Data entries
..........
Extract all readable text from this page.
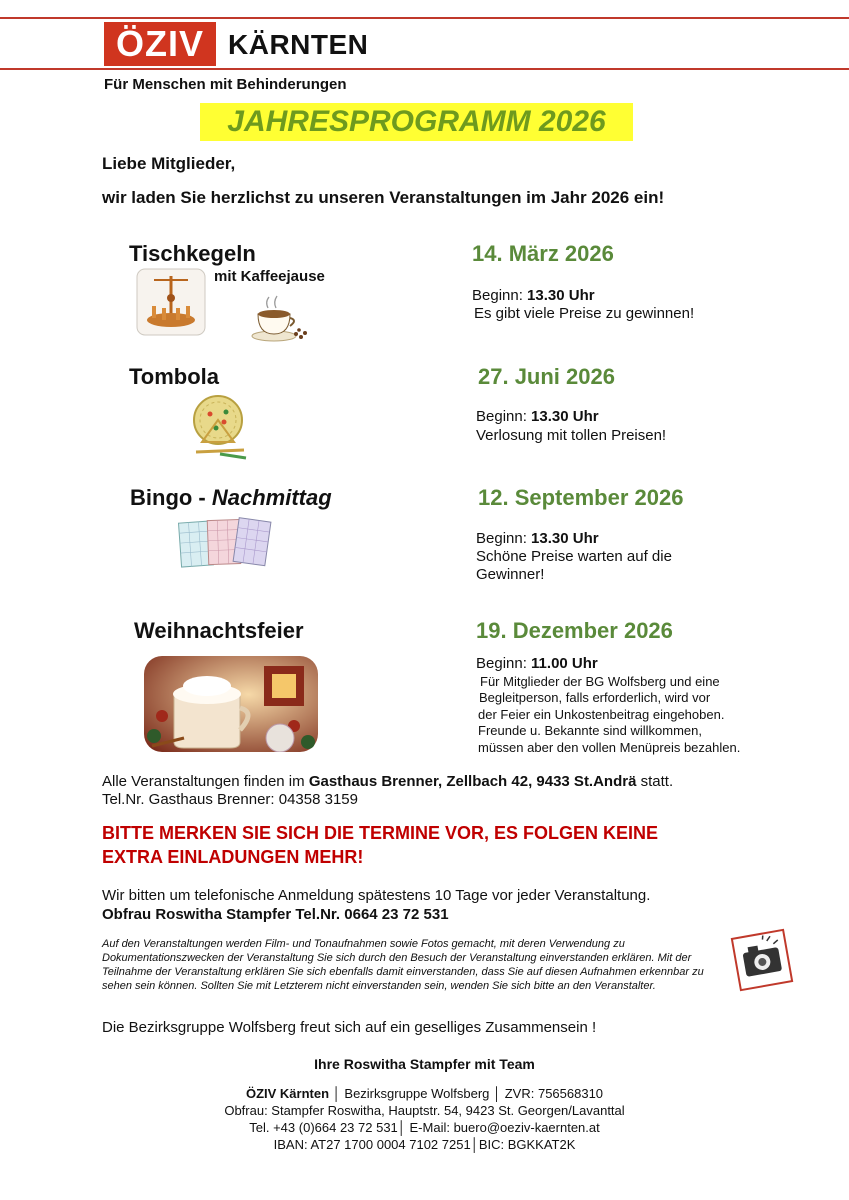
ÖZIV KÄRNTEN
Für Menschen mit Behinderungen
JAHRESPROGRAMM 2026
Liebe Mitglieder,
wir laden Sie herzlichst zu unseren Veranstaltungen im Jahr 2026 ein!
Tischkegeln
mit Kaffeejause
14. März 2026
Beginn: 13.30 Uhr
Es gibt viele Preise zu gewinnen!
Tombola	27. Juni 2026
Beginn: 13.30 Uhr
Verlosung mit tollen Preisen!
Bingo - Nachmittag	12. September 2026
Beginn: 13.30 Uhr
Schöne Preise warten auf die
Gewinner!
Weihnachtsfeier	19. Dezember 2026
Beginn: 11.00 Uhr
Für Mitglieder der BG Wolfsberg und eine
Begleitperson, falls erforderlich, wird vor
der Feier ein Unkostenbeitrag eingehoben.
Freunde u. Bekannte sind willkommen,
müssen aber den vollen Menüpreis bezahlen.
Alle Veranstaltungen finden im Gasthaus Brenner, Zellbach 42, 9433 St.Andrä statt.
Tel.Nr. Gasthaus Brenner: 04358 3159
BITTE MERKEN SIE SICH DIE TERMINE VOR, ES FOLGEN KEINE
EXTRA EINLADUNGEN MEHR!
Wir bitten um telefonische Anmeldung spätestens 10 Tage vor jeder Veranstaltung.
Obfrau Roswitha Stampfer Tel.Nr. 0664 23 72 531
Auf den Veranstaltungen werden Film- und Tonaufnahmen sowie Fotos gemacht, mit deren Verwendung zu Dokumentationszwecken der Veranstaltung Sie sich durch den Besuch der Veranstaltung einverstanden erklären. Mit der Teilnahme der Veranstaltung erklären Sie sich ebenfalls damit einverstanden, dass Sie auf diesen Aufnahmen erkennbar zu sehen sein können. Sollten Sie mit Letzterem nicht einverstanden sein, wenden Sie sich bitte an den Veranstalter.
Die Bezirksgruppe Wolfsberg freut sich auf ein geselliges Zusammensein !
Ihre Roswitha Stampfer mit Team
ÖZIV Kärnten │ Bezirksgruppe Wolfsberg │ ZVR: 756568310
Obfrau: Stampfer Roswitha, Hauptstr. 54, 9423 St. Georgen/Lavanttal
Tel. +43 (0)664 23 72 531│ E-Mail: buero@oeziv-kaernten.at
IBAN: AT27 1700 0004 7102 7251│BIC: BGKKAT2K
..........
Your goal:
Copy out all of the data word for word. Do not carry over any picture.

Complete output:
Extract all readable text from this page.
ÖZIV KÄRNTEN
Für Menschen mit Behinderungen
JAHRESPROGRAMM 2026
Liebe Mitglieder,
wir laden Sie herzlichst zu unseren Veranstaltungen im Jahr 2026 ein!
Tischkegeln
mit Kaffeejause
14. März 2026
Beginn: 13.30 Uhr
Es gibt viele Preise zu gewinnen!
Tombola	27. Juni 2026
Beginn: 13.30 Uhr
Verlosung mit tollen Preisen!
Bingo - Nachmittag	12. September 2026
Beginn: 13.30 Uhr
Schöne Preise warten auf die
Gewinner!
Weihnachtsfeier	19. Dezember 2026
Beginn: 11.00 Uhr
Für Mitglieder der BG Wolfsberg und eine
Begleitperson, falls erforderlich, wird vor
der Feier ein Unkostenbeitrag eingehoben.
Freunde u. Bekannte sind willkommen,
müssen aber den vollen Menüpreis bezahlen.
Alle Veranstaltungen finden im Gasthaus Brenner, Zellbach 42, 9433 St.Andrä statt.
Tel.Nr. Gasthaus Brenner: 04358 3159
BITTE MERKEN SIE SICH DIE TERMINE VOR, ES FOLGEN KEINE
EXTRA EINLADUNGEN MEHR!
Wir bitten um telefonische Anmeldung spätestens 10 Tage vor jeder Veranstaltung.
Obfrau Roswitha Stampfer Tel.Nr. 0664 23 72 531
Auf den Veranstaltungen werden Film- und Tonaufnahmen sowie Fotos gemacht, mit deren Verwendung zu Dokumentationszwecken der Veranstaltung Sie sich durch den Besuch der Veranstaltung einverstanden erklären. Mit der Teilnahme der Veranstaltung erklären Sie sich ebenfalls damit einverstanden, dass Sie auf diesen Aufnahmen erkennbar zu sehen sein können. Sollten Sie mit Letzterem nicht einverstanden sein, wenden Sie sich bitte an den Veranstalter.
Die Bezirksgruppe Wolfsberg freut sich auf ein geselliges Zusammensein !
Ihre Roswitha Stampfer mit Team
ÖZIV Kärnten │ Bezirksgruppe Wolfsberg │ ZVR: 756568310
Obfrau: Stampfer Roswitha, Hauptstr. 54, 9423 St. Georgen/Lavanttal
Tel. +43 (0)664 23 72 531│ E-Mail: buero@oeziv-kaernten.at
IBAN: AT27 1700 0004 7102 7251│BIC: BGKKAT2K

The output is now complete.